# Please welcome Tiny.



## siberiankiss (Sep 24, 2010)

Today we went out to a 'pet and aquatic' store a few miles away as I am starting to think about where I'm going to get my fish from when my tank is fully cycled.

When we got there we were greeted with lots of those horrible breeding 'tubs', alongside some tupperware boxes. Inside one of them was Tiny. On first glance I thought he was a mouse, but then noticed the sign saying, 'baby rats'. I looked again and I couldn't believe how small he was. He was on his own in a LUNCH BOX with holes drilled in it. He had no house or anywhere to hide/sleep. Just a water bottle and a food bowl.

I asked if I could see him and when the man came and picked him up by his tail my OH saw my face and told me to leave the shop. I stood outside trying not to cry - I was just so angry with what I'd seen in there. A couple of minutes later my OH came out with Tiny in a box saying, "it's not right to leave him there, he's too small".

I feel terribly conflicted because of taking him - but by the same token, I couldn't leave him there. I have never seen anything so small and the pictures really don't do justice to how tiny he really is. I weighed him and he comes in at only 50g. I think he is only 3 - 4 weeks old.

Please don't slate me for this; believe me I'm battling with it myself. I'm sure lots of you are rolling your eyes at another 'rescued' pet shop rat and if this was someone elses post I'd probably be doing the same.

Tiny:


----------



## Guest (Apr 9, 2011)

omg he is so, so sweet :001_wub:

I wouldn't have been able to leave him there either


----------



## KalokiMallow (Mar 30, 2011)

I'd have done the same as well, I just couldn't leave him there! He is gorgeous, absolutely adorable


----------



## Cheryl 0278 (Apr 5, 2011)

(Spatial layout data)
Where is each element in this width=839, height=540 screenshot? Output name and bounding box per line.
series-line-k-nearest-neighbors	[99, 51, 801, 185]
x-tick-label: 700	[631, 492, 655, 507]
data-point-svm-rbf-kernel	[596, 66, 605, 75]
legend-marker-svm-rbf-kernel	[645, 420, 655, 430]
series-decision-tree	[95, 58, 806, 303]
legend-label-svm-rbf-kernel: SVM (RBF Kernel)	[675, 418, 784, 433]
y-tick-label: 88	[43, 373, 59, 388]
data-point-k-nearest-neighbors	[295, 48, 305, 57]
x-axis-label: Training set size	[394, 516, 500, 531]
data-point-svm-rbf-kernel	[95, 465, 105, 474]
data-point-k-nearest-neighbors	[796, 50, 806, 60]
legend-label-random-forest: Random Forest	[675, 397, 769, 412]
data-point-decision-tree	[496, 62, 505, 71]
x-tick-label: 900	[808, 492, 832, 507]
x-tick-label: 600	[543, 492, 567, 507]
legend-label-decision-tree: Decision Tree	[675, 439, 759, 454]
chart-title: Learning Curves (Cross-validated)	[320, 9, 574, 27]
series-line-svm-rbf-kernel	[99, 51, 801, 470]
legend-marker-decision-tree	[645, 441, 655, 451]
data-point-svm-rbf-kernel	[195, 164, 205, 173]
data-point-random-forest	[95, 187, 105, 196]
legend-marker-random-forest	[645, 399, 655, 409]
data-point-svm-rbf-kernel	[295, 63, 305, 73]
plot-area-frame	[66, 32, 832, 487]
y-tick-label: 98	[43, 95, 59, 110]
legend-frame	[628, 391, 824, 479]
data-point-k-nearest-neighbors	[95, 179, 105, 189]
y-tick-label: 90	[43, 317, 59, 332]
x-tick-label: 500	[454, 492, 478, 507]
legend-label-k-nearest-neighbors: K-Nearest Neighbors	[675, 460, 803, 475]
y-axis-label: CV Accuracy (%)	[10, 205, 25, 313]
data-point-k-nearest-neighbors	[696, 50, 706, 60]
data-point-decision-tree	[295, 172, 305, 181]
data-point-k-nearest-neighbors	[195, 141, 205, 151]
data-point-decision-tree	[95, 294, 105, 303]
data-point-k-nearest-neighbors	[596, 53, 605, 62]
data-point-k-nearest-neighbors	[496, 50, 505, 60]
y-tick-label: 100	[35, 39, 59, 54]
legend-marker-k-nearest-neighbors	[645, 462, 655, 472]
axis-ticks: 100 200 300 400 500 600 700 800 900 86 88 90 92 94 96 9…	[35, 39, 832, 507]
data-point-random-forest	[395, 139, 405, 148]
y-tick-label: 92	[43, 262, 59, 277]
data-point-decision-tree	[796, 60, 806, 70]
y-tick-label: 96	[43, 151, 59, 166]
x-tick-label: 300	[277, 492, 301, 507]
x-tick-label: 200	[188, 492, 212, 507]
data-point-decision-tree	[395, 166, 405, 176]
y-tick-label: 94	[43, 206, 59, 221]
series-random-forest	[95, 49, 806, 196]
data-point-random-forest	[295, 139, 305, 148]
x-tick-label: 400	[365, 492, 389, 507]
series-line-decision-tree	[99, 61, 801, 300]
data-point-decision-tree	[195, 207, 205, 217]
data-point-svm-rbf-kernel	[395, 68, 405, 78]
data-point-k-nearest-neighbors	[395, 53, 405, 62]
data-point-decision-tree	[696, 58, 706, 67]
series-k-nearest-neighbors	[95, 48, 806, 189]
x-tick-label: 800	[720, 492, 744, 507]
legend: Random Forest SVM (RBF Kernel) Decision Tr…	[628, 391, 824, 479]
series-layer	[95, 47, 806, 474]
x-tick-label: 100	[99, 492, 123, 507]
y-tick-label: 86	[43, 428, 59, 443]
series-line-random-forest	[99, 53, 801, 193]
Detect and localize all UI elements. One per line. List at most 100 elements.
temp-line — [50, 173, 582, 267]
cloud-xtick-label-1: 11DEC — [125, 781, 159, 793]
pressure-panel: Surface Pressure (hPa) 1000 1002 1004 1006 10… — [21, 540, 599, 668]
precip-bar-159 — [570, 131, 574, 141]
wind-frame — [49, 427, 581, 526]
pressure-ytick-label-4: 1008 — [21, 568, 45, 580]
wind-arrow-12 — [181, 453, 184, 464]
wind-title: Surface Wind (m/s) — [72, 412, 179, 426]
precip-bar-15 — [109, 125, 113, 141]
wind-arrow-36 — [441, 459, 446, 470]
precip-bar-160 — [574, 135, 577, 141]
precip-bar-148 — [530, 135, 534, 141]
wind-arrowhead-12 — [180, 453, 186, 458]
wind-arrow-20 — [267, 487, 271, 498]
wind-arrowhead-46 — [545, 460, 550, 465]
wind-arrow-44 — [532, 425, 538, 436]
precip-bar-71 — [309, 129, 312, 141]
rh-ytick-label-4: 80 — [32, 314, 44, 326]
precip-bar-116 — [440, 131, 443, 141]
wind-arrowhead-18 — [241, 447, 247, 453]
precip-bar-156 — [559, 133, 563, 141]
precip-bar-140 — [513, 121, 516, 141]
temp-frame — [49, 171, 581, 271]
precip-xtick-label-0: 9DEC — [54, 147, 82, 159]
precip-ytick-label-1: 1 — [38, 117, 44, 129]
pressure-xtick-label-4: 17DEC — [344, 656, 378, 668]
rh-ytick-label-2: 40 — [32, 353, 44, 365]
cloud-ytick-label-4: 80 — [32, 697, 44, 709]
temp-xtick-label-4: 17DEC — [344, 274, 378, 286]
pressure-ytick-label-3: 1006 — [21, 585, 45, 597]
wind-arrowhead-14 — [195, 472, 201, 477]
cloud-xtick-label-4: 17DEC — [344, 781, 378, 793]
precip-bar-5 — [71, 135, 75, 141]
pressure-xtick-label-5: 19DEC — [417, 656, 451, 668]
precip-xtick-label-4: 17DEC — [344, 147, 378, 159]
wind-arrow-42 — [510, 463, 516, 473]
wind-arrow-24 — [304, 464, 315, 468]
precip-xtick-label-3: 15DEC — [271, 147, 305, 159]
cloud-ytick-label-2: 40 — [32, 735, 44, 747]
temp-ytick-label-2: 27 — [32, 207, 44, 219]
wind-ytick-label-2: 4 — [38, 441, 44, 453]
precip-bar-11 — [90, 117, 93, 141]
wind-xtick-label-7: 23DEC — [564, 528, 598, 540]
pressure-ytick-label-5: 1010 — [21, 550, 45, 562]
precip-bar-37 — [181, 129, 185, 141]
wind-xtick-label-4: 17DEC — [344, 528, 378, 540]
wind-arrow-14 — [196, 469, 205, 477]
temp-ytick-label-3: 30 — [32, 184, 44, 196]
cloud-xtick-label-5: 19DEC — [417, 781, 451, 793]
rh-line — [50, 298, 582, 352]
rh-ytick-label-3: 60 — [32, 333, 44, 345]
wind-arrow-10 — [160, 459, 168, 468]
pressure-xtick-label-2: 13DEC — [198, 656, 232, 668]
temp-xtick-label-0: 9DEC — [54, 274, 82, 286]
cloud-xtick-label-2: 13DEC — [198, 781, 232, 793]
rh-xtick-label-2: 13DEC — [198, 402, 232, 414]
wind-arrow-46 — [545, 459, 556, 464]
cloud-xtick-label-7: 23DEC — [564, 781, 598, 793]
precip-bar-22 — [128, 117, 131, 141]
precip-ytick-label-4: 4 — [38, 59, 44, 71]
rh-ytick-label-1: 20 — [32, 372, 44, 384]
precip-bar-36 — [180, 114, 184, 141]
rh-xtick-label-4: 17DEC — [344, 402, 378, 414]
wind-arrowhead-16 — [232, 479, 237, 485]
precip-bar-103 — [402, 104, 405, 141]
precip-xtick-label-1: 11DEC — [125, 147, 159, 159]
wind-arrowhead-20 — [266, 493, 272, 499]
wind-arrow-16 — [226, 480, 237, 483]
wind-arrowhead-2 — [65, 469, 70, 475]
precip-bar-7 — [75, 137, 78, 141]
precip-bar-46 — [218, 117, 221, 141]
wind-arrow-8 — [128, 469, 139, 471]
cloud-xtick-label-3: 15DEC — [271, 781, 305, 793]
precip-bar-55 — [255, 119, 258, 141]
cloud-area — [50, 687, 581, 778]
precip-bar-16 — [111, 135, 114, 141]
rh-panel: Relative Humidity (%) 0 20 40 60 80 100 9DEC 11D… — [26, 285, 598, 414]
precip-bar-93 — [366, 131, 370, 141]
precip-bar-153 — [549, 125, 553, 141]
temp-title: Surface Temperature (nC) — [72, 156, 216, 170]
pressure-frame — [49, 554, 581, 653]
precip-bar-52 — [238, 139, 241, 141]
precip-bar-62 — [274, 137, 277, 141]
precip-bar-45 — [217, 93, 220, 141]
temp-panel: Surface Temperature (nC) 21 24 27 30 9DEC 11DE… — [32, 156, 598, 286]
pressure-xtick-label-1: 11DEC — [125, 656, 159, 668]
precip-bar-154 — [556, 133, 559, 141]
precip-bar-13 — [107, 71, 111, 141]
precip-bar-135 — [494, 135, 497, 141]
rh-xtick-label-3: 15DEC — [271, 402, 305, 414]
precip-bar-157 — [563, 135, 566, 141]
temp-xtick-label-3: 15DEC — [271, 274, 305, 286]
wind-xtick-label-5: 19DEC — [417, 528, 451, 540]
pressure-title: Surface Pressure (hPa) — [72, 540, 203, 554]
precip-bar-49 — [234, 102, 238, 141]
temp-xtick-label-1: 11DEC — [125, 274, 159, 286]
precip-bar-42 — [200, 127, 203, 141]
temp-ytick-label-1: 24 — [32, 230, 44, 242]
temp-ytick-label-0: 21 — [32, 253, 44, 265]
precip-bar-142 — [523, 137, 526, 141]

§ Exercise task: In the forum thread, condense the paragraph beginning "When we got there we were greeted" into a short bulleted list that keeps its main facts. Rely only on the forum thread, not on the listing.

§ Solution:
- The store had many breeding tubs and some tupperware boxes.
- Tiny was in one of them and at first looked like a mouse, but a sign said "baby rats."
- He was very small and alone in a lunch box with holes drilled in it.
- He had no house or place to hide or sleep, only a water bottle and a food bowl.